- _Problem description_:
Pull out every line in the items below that contains the string "pixel" and copy each one in full.

- _Provided material_:

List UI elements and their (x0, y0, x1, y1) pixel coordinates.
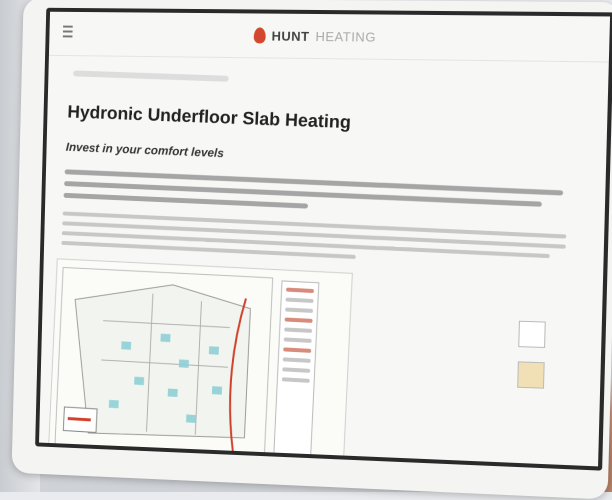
hamburger-menu-icon[interactable] (62, 25, 73, 38)
page-title: Hydronic Underfloor Slab Heating (67, 101, 352, 133)
site-logo[interactable]: HUNT HEATING (253, 27, 377, 45)
tablet: HUNT HEATING Hydronic Underfloor Slab He… (11, 0, 612, 500)
body-paragraph (61, 211, 579, 269)
text-line (63, 192, 309, 209)
intro-paragraph (63, 169, 581, 220)
flame-icon (253, 27, 266, 44)
logo-text-strong: HUNT (271, 28, 310, 44)
legend-row (285, 307, 314, 313)
thumbnail-image[interactable] (518, 320, 546, 349)
legend-row (285, 297, 314, 304)
legend-row (284, 327, 313, 333)
drawing-legend-panel (273, 280, 320, 465)
breadcrumb[interactable] (72, 70, 229, 82)
thumbnail-image[interactable] (517, 361, 545, 389)
tablet-screen: HUNT HEATING Hydronic Underfloor Slab He… (35, 7, 612, 471)
legend-row (283, 337, 312, 343)
floor-plan-drawing[interactable] (47, 258, 353, 471)
floor-plan-svg (49, 259, 282, 469)
main-content: Hydronic Underfloor Slab Heating Invest … (35, 56, 608, 471)
page-subtitle: Invest in your comfort levels (65, 139, 225, 161)
legend-row (285, 287, 315, 294)
legend-row (284, 317, 313, 323)
logo-text-light: HEATING (315, 28, 377, 45)
site-header: HUNT HEATING (48, 11, 611, 63)
legend-row (282, 367, 311, 373)
legend-row (282, 357, 311, 363)
legend-row (283, 347, 312, 353)
legend-row (281, 377, 310, 383)
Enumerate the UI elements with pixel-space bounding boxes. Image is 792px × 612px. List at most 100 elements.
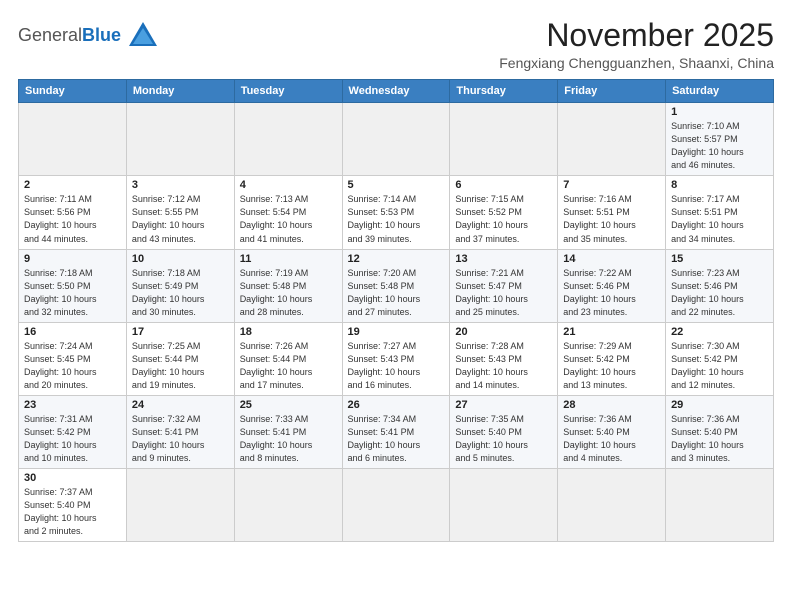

- _Answer to the problem_:
List UI elements and their (x0, y0, x1, y1) pixel coordinates.
Enumerate the UI elements with pixel-space bounding boxes. Image is 792px × 612px. List at most 100 elements.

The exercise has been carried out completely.